◆ **Aim**:
Each line below should be reproduced without any alteration.

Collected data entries
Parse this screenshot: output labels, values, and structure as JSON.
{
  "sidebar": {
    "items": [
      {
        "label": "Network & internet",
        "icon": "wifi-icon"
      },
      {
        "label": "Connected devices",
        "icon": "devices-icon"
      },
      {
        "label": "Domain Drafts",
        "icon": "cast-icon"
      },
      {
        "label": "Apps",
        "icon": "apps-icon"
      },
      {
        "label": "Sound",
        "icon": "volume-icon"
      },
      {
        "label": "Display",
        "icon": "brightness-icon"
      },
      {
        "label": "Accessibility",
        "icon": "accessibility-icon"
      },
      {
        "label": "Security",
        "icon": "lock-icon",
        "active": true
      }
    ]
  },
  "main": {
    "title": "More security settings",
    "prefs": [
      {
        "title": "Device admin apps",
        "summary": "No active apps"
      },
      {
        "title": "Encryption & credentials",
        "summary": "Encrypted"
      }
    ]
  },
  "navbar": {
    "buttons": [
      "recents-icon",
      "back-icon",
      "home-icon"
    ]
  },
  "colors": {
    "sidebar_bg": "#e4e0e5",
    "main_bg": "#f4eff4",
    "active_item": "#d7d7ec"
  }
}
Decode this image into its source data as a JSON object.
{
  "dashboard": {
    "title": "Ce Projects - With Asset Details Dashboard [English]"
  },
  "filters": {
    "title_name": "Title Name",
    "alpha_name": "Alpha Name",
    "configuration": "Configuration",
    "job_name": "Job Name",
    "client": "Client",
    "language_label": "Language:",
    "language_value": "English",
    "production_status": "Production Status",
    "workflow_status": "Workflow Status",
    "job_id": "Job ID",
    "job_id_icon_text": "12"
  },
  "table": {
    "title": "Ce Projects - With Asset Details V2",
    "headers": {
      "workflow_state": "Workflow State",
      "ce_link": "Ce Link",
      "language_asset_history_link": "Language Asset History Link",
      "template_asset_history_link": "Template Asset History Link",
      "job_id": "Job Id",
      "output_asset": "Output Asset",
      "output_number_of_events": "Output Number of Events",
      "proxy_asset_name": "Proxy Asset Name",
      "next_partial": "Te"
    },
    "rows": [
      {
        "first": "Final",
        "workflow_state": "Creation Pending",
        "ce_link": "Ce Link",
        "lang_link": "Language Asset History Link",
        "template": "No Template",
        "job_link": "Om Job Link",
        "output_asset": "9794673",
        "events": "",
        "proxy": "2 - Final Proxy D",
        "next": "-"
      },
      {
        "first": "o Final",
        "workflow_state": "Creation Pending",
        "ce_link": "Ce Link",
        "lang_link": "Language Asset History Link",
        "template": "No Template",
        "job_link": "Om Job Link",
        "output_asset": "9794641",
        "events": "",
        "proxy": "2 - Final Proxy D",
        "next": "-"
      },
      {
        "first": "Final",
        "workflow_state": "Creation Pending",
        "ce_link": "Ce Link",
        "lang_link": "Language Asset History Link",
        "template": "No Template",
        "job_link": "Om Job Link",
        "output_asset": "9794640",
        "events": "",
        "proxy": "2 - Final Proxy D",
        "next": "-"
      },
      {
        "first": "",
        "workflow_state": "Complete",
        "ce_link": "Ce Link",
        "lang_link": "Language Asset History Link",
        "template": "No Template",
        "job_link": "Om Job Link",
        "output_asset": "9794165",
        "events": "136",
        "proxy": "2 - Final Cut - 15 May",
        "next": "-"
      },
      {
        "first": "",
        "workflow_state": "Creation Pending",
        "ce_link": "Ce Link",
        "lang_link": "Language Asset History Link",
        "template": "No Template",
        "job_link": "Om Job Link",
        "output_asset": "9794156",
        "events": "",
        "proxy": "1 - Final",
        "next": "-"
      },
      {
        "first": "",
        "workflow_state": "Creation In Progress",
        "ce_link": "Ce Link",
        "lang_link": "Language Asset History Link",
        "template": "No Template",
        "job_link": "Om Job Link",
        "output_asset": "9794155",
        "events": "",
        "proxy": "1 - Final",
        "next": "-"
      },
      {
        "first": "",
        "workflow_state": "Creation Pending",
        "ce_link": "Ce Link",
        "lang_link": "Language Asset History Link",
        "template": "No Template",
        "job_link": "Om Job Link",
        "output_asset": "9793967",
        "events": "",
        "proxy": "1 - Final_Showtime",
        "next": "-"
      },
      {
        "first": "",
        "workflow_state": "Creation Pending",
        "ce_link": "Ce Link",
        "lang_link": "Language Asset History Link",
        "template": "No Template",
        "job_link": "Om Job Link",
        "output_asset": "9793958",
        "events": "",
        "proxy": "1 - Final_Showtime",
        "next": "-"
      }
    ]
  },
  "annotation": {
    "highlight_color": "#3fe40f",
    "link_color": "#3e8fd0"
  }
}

◆ **Complete response**:
Parse this screenshot: output labels, values, and structure as JSON.
{
  "sidebar": {
    "items": [
      {
        "label": "Network & internet",
        "icon": "wifi-icon"
      },
      {
        "label": "Connected devices",
        "icon": "devices-icon"
      },
      {
        "label": "Domain Drafts",
        "icon": "cast-icon"
      },
      {
        "label": "Apps",
        "icon": "apps-icon"
      },
      {
        "label": "Sound",
        "icon": "volume-icon"
      },
      {
        "label": "Display",
        "icon": "brightness-icon"
      },
      {
        "label": "Accessibility",
        "icon": "accessibility-icon"
      },
      {
        "label": "Security",
        "icon": "lock-icon",
        "active": true
      }
    ]
  },
  "main": {
    "title": "More security settings",
    "prefs": [
      {
        "title": "Device admin apps",
        "summary": "No active apps"
      },
      {
        "title": "Encryption & credentials",
        "summary": "Encrypted"
      }
    ]
  },
  "navbar": {
    "buttons": [
      "recents-icon",
      "back-icon",
      "home-icon"
    ]
  },
  "colors": {
    "sidebar_bg": "#e4e0e5",
    "main_bg": "#f4eff4",
    "active_item": "#d7d7ec"
  }
}
Decode this image into its source data as a JSON object.
{
  "dashboard": {
    "title": "Ce Projects - With Asset Details Dashboard [English]"
  },
  "filters": {
    "title_name": "Title Name",
    "alpha_name": "Alpha Name",
    "configuration": "Configuration",
    "job_name": "Job Name",
    "client": "Client",
    "language_label": "Language:",
    "language_value": "English",
    "production_status": "Production Status",
    "workflow_status": "Workflow Status",
    "job_id": "Job ID",
    "job_id_icon_text": "12"
  },
  "table": {
    "title": "Ce Projects - With Asset Details V2",
    "headers": {
      "workflow_state": "Workflow State",
      "ce_link": "Ce Link",
      "language_asset_history_link": "Language Asset History Link",
      "template_asset_history_link": "Template Asset History Link",
      "job_id": "Job Id",
      "output_asset": "Output Asset",
      "output_number_of_events": "Output Number of Events",
      "proxy_asset_name": "Proxy Asset Name",
      "next_partial": "Te"
    },
    "rows": [
      {
        "first": "Final",
        "workflow_state": "Creation Pending",
        "ce_link": "Ce Link",
        "lang_link": "Language Asset History Link",
        "template": "No Template",
        "job_link": "Om Job Link",
        "output_asset": "9794673",
        "events": "",
        "proxy": "2 - Final Proxy D",
        "next": "-"
      },
      {
        "first": "o Final",
        "workflow_state": "Creation Pending",
        "ce_link": "Ce Link",
        "lang_link": "Language Asset History Link",
        "template": "No Template",
        "job_link": "Om Job Link",
        "output_asset": "9794641",
        "events": "",
        "proxy": "2 - Final Proxy D",
        "next": "-"
      },
      {
        "first": "Final",
        "workflow_state": "Creation Pending",
        "ce_link": "Ce Link",
        "lang_link": "Language Asset History Link",
        "template": "No Template",
        "job_link": "Om Job Link",
        "output_asset": "9794640",
        "events": "",
        "proxy": "2 - Final Proxy D",
        "next": "-"
      },
      {
        "first": "",
        "workflow_state": "Complete",
        "ce_link": "Ce Link",
        "lang_link": "Language Asset History Link",
        "template": "No Template",
        "job_link": "Om Job Link",
        "output_asset": "9794165",
        "events": "136",
        "proxy": "2 - Final Cut - 15 May",
        "next": "-"
      },
      {
        "first": "",
        "workflow_state": "Creation Pending",
        "ce_link": "Ce Link",
        "lang_link": "Language Asset History Link",
        "template": "No Template",
        "job_link": "Om Job Link",
        "output_asset": "9794156",
        "events": "",
        "proxy": "1 - Final",
        "next": "-"
      },
      {
        "first": "",
        "workflow_state": "Creation In Progress",
        "ce_link": "Ce Link",
        "lang_link": "Language Asset History Link",
        "template": "No Template",
        "job_link": "Om Job Link",
        "output_asset": "9794155",
        "events": "",
        "proxy": "1 - Final",
        "next": "-"
      },
      {
        "first": "",
        "workflow_state": "Creation Pending",
        "ce_link": "Ce Link",
        "lang_link": "Language Asset History Link",
        "template": "No Template",
        "job_link": "Om Job Link",
        "output_asset": "9793967",
        "events": "",
        "proxy": "1 - Final_Showtime",
        "next": "-"
      },
      {
        "first": "",
        "workflow_state": "Creation Pending",
        "ce_link": "Ce Link",
        "lang_link": "Language Asset History Link",
        "template": "No Template",
        "job_link": "Om Job Link",
        "output_asset": "9793958",
        "events": "",
        "proxy": "1 - Final_Showtime",
        "next": "-"
      }
    ]
  },
  "annotation": {
    "highlight_color": "#3fe40f",
    "link_color": "#3e8fd0"
  }
}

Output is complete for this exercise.